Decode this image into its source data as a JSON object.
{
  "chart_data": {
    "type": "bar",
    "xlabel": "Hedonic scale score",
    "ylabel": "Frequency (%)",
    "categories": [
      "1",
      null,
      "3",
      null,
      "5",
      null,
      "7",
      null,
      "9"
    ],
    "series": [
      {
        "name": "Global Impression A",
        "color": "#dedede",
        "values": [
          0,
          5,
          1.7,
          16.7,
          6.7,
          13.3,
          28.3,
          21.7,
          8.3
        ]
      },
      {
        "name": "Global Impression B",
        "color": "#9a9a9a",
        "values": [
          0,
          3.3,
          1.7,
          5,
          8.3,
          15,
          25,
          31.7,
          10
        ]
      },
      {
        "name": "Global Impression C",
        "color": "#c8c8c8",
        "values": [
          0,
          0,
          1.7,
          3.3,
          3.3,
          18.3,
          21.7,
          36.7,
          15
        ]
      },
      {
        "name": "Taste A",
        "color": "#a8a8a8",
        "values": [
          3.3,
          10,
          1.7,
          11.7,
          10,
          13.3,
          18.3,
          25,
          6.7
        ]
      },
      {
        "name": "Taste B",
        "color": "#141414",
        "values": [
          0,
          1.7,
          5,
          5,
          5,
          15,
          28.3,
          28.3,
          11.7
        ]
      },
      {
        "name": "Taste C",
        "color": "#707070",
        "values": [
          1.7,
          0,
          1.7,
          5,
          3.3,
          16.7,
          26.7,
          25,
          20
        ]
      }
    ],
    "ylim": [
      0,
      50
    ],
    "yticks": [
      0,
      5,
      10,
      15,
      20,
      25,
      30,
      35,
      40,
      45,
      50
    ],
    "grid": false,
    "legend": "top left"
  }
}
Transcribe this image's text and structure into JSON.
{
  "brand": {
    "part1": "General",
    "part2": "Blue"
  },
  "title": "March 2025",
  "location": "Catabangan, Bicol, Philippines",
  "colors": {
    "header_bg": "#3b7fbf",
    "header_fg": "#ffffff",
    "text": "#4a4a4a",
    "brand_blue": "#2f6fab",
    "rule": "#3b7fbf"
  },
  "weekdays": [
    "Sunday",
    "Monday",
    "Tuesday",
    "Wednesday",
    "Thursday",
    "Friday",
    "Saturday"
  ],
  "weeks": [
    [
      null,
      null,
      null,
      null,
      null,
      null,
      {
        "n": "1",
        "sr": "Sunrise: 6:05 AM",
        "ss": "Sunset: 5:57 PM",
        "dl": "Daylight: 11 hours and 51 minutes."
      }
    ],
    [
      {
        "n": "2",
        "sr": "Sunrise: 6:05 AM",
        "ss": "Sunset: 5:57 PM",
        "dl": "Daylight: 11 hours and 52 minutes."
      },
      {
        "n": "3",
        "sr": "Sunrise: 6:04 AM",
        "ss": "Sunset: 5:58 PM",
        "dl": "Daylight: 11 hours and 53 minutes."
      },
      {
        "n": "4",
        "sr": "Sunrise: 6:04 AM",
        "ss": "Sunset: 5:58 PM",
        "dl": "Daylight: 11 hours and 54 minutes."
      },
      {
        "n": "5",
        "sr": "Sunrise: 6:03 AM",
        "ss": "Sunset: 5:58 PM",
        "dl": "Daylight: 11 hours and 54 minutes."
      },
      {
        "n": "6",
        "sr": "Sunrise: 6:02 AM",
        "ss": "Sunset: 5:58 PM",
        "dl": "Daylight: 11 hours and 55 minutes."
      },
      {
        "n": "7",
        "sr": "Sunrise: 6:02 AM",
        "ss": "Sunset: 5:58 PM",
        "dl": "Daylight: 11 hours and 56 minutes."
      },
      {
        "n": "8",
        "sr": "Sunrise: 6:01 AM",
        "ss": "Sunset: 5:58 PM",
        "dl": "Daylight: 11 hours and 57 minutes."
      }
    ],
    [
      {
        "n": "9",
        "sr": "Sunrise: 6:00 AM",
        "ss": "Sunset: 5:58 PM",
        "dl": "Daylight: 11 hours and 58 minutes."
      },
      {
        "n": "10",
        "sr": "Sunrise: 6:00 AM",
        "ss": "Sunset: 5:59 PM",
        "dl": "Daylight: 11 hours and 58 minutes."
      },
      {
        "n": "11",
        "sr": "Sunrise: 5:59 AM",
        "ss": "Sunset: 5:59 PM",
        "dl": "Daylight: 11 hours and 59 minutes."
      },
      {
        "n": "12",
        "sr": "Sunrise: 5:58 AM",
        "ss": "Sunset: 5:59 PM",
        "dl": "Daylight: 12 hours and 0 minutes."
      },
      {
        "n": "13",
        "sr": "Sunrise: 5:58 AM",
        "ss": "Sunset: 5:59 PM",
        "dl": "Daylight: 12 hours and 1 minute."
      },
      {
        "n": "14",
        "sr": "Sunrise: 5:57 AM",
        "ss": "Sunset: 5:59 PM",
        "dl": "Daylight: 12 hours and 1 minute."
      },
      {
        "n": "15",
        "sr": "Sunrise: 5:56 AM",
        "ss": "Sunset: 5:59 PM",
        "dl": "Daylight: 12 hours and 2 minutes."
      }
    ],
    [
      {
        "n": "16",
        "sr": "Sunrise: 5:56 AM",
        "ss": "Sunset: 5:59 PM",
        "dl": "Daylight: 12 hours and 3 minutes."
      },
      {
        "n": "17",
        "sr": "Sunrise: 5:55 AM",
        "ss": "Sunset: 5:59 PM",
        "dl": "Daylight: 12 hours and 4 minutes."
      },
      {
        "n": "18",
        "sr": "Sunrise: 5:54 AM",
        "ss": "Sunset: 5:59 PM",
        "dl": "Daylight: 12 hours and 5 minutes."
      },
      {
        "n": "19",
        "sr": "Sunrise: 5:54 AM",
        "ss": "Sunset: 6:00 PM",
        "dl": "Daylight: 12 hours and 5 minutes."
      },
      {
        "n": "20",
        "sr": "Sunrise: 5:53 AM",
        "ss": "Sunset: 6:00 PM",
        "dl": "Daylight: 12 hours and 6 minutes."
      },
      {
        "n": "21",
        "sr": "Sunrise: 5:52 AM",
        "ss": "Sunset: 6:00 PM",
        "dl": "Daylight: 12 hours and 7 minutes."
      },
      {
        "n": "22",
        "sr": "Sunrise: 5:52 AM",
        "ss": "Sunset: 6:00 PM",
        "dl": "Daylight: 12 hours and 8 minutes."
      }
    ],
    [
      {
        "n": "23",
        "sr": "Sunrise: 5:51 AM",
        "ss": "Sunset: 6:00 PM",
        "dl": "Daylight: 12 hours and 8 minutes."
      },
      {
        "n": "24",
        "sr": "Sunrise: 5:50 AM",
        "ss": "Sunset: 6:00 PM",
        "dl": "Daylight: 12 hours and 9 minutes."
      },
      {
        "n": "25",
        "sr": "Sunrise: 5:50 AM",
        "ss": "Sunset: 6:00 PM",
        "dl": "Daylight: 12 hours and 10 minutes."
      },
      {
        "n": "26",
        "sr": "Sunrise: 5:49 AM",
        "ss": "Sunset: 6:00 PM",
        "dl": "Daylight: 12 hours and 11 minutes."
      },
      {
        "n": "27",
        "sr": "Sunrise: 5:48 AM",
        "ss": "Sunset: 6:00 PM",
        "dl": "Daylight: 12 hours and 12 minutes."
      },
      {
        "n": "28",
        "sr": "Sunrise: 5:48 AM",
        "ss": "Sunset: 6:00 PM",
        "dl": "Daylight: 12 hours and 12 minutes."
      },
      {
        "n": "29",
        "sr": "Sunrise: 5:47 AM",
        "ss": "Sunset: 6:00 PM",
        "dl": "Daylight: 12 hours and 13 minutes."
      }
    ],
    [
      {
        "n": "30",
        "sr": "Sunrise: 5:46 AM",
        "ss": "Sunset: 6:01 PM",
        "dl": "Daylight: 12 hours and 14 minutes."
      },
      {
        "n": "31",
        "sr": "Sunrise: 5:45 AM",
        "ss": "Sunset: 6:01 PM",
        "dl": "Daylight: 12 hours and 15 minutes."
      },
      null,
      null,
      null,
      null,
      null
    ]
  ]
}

• _Task details_
Search the entries for "Taste" and copy out each line that has it.

• _The solution_
        "name": "Taste A",
        "name": "Taste B",
        "name": "Taste C",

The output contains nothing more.